## WORK REQUIRED:
Would you transcribe the listing that follows, character for character, and omit its images?

(Records contained in a dataset)
%%

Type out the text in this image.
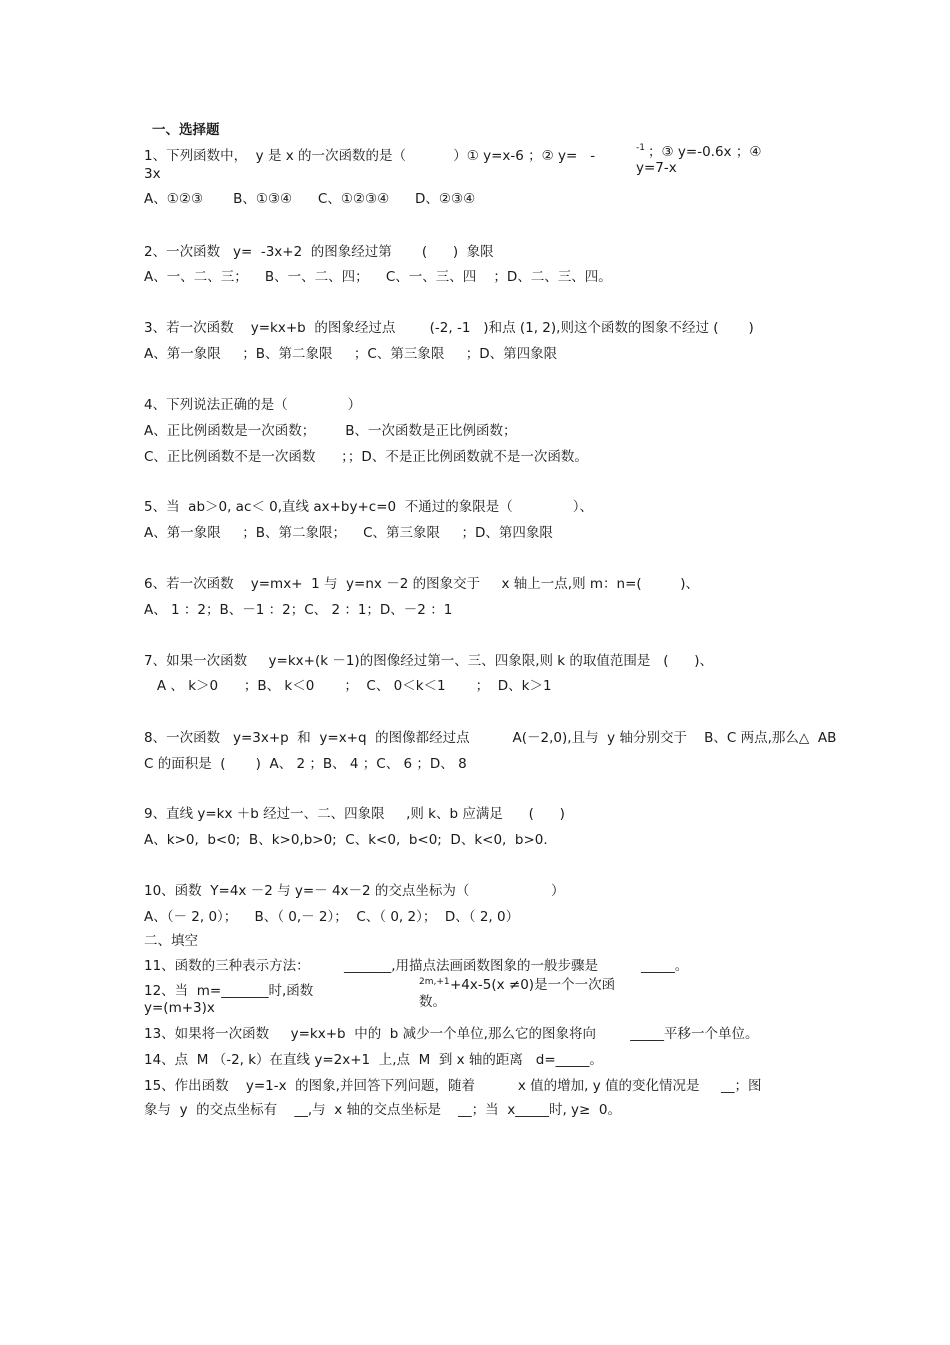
一、选择题
1、下列函数中，  y 是 x 的一次函数的是（           ）① y=x-6 ；② y=   -	-1 ；③ y=-0.6x ；④
y=7-x
3x
A、①②③       B、①③④      C、①②③④      D、②③④
2、一次函数   y=  -3x+2  的图象经过第       (      )  象限
A、一、二、三；    B、一、二、四；    C、一、三、四    ；D、二、三、四。
3、若一次函数    y=kx+b  的图象经过点        (-2, -1   )和点 (1, 2),则这个函数的图象不经过 (       )
A、第一象限     ；B、第二象限     ；C、第三象限     ；D、第四象限
4、下列说法正确的是（              ）
A、正比例函数是一次函数；       B、一次函数是正比例函数；
C、正比例函数不是一次函数      ；；D、不是正比例函数就不是一次函数。
5、当  ab＞0, ac＜ 0,直线 ax+by+c=0  不通过的象限是（              ）、
A、第一象限     ；B、第二象限；    C、第三象限     ；D、第四象限
6、若一次函数    y=mx+  1 与  y=nx －2 的图象交于     x 轴上一点,则 m：n=(         )、
A、 1 ：2；B、－1 ：2；C、 2 ：1；D、－2 ：1
7、如果一次函数     y=kx+(k －1)的图像经过第一、三、四象限,则 k 的取值范围是   (      )、
A 、 k＞0      ；B、 k＜0       ；  C、 0＜k＜1       ；  D、k＞1
8、一次函数   y=3x+p  和  y=x+q  的图像都经过点          A(－2,0),且与  y 轴分别交于    B、C 两点,那么△  AB
C 的面积是  (       )  A、 2 ；B、 4 ；C、 6 ；D、 8
9、直线 y=kx ＋b 经过一、二、四象限     ,则 k、b 应满足      (      )
A、k>0,  b<0;  B、k>0,b>0;  C、k<0,  b<0;  D、k<0,  b>0.
10、函数  Y=4x －2 与 y=－ 4x－2 的交点坐标为（                   ）
A、（－ 2, 0）；    B、（ 0,－ 2）；  C、（ 0, 2）；  D、（ 2, 0）
二、填空
11、函数的三种表示方法：        _______,用描点法画函数图象的一般步骤是          _____。
12、当  m=_______时,函数
2m,+1 +4x-5(x ≠0)是一个一次函
数。
y=(m+3)x
13、如果将一次函数     y=kx+b  中的  b 减少一个单位,那么它的图象将向        _____平移一个单位。
14、点  M （-2, k）在直线 y=2x+1  上,点  M  到 x 轴的距离   d=_____。
15、作出函数    y=1-x  的图象,并回答下列问题，随着          x 值的增加, y 值的变化情况是     __；图
象与  y  的交点坐标有    __,与  x 轴的交点坐标是    __；当  x_____时, y≥  0。
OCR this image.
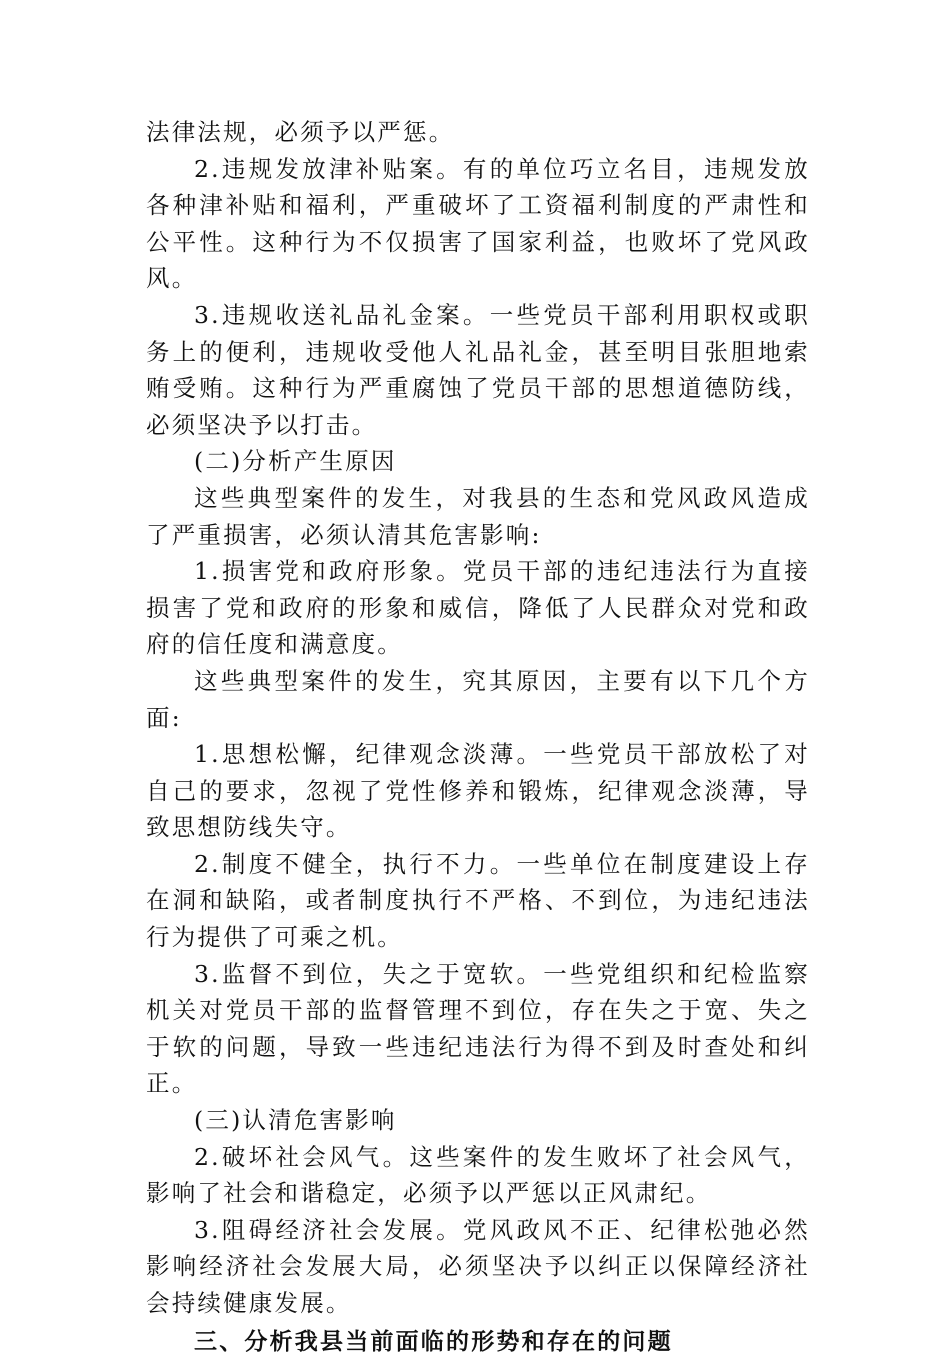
法律法规，必须予以严惩。

2.违规发放津补贴案。有的单位巧立名目，违规发放各种津补贴和福利，严重破坏了工资福利制度的严肃性和公平性。这种行为不仅损害了国家利益，也败坏了党风政风。

3.违规收送礼品礼金案。一些党员干部利用职权或职务上的便利，违规收受他人礼品礼金，甚至明目张胆地索贿受贿。这种行为严重腐蚀了党员干部的思想道德防线，必须坚决予以打击。

(二)分析产生原因

这些典型案件的发生，对我县的生态和党风政风造成了严重损害，必须认清其危害影响:

1.损害党和政府形象。党员干部的违纪违法行为直接损害了党和政府的形象和威信，降低了人民群众对党和政府的信任度和满意度。

这些典型案件的发生，究其原因，主要有以下几个方面:

1.思想松懈，纪律观念淡薄。一些党员干部放松了对自己的要求，忽视了党性修养和锻炼，纪律观念淡薄，导致思想防线失守。

2.制度不健全，执行不力。一些单位在制度建设上存在洞和缺陷，或者制度执行不严格、不到位，为违纪违法行为提供了可乘之机。

3.监督不到位，失之于宽软。一些党组织和纪检监察机关对党员干部的监督管理不到位，存在失之于宽、失之于软的问题，导致一些违纪违法行为得不到及时查处和纠正。

(三)认清危害影响

2.破坏社会风气。这些案件的发生败坏了社会风气，影响了社会和谐稳定，必须予以严惩以正风肃纪。

3.阻碍经济社会发展。党风政风不正、纪律松弛必然影响经济社会发展大局，必须坚决予以纠正以保障经济社会持续健康发展。

三、分析我县当前面临的形势和存在的问题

%%

## IN RESPONSE:
Type out the text in this image.
一、选择题
1、下列函数中，  y 是 x 的一次函数的是（           ）① y=x-6 ；② y=   -	-1 ；③ y=-0.6x ；④
y=7-x
3x
A、①②③       B、①③④      C、①②③④      D、②③④
2、一次函数   y=  -3x+2  的图象经过第       (      )  象限
A、一、二、三；    B、一、二、四；    C、一、三、四    ；D、二、三、四。
3、若一次函数    y=kx+b  的图象经过点        (-2, -1   )和点 (1, 2),则这个函数的图象不经过 (       )
A、第一象限     ；B、第二象限     ；C、第三象限     ；D、第四象限
4、下列说法正确的是（              ）
A、正比例函数是一次函数；       B、一次函数是正比例函数；
C、正比例函数不是一次函数      ；；D、不是正比例函数就不是一次函数。
5、当  ab＞0, ac＜ 0,直线 ax+by+c=0  不通过的象限是（              ）、
A、第一象限     ；B、第二象限；    C、第三象限     ；D、第四象限
6、若一次函数    y=mx+  1 与  y=nx －2 的图象交于     x 轴上一点,则 m：n=(         )、
A、 1 ：2；B、－1 ：2；C、 2 ：1；D、－2 ：1
7、如果一次函数     y=kx+(k －1)的图像经过第一、三、四象限,则 k 的取值范围是   (      )、
A 、 k＞0      ；B、 k＜0       ；  C、 0＜k＜1       ；  D、k＞1
8、一次函数   y=3x+p  和  y=x+q  的图像都经过点          A(－2,0),且与  y 轴分别交于    B、C 两点,那么△  AB
C 的面积是  (       )  A、 2 ；B、 4 ；C、 6 ；D、 8
9、直线 y=kx ＋b 经过一、二、四象限     ,则 k、b 应满足      (      )
A、k>0,  b<0;  B、k>0,b>0;  C、k<0,  b<0;  D、k<0,  b>0.
10、函数  Y=4x －2 与 y=－ 4x－2 的交点坐标为（                   ）
A、（－ 2, 0）；    B、（ 0,－ 2）；  C、（ 0, 2）；  D、（ 2, 0）
二、填空
11、函数的三种表示方法：        _______,用描点法画函数图象的一般步骤是          _____。
12、当  m=_______时,函数
2m,+1 +4x-5(x ≠0)是一个一次函
数。
y=(m+3)x
13、如果将一次函数     y=kx+b  中的  b 减少一个单位,那么它的图象将向        _____平移一个单位。
14、点  M （-2, k）在直线 y=2x+1  上,点  M  到 x 轴的距离   d=_____。
15、作出函数    y=1-x  的图象,并回答下列问题，随着          x 值的增加, y 值的变化情况是     __；图
象与  y  的交点坐标有    __,与  x 轴的交点坐标是    __；当  x_____时, y≥  0。
OCR this image.
法律法规，必须予以严惩。

2.违规发放津补贴案。有的单位巧立名目，违规发放各种津补贴和福利，严重破坏了工资福利制度的严肃性和公平性。这种行为不仅损害了国家利益，也败坏了党风政风。

3.违规收送礼品礼金案。一些党员干部利用职权或职务上的便利，违规收受他人礼品礼金，甚至明目张胆地索贿受贿。这种行为严重腐蚀了党员干部的思想道德防线，必须坚决予以打击。

(二)分析产生原因

这些典型案件的发生，对我县的生态和党风政风造成了严重损害，必须认清其危害影响:

1.损害党和政府形象。党员干部的违纪违法行为直接损害了党和政府的形象和威信，降低了人民群众对党和政府的信任度和满意度。

这些典型案件的发生，究其原因，主要有以下几个方面:

1.思想松懈，纪律观念淡薄。一些党员干部放松了对自己的要求，忽视了党性修养和锻炼，纪律观念淡薄，导致思想防线失守。

2.制度不健全，执行不力。一些单位在制度建设上存在洞和缺陷，或者制度执行不严格、不到位，为违纪违法行为提供了可乘之机。

3.监督不到位，失之于宽软。一些党组织和纪检监察机关对党员干部的监督管理不到位，存在失之于宽、失之于软的问题，导致一些违纪违法行为得不到及时查处和纠正。

(三)认清危害影响

2.破坏社会风气。这些案件的发生败坏了社会风气，影响了社会和谐稳定，必须予以严惩以正风肃纪。

3.阻碍经济社会发展。党风政风不正、纪律松弛必然影响经济社会发展大局，必须坚决予以纠正以保障经济社会持续健康发展。

三、分析我县当前面临的形势和存在的问题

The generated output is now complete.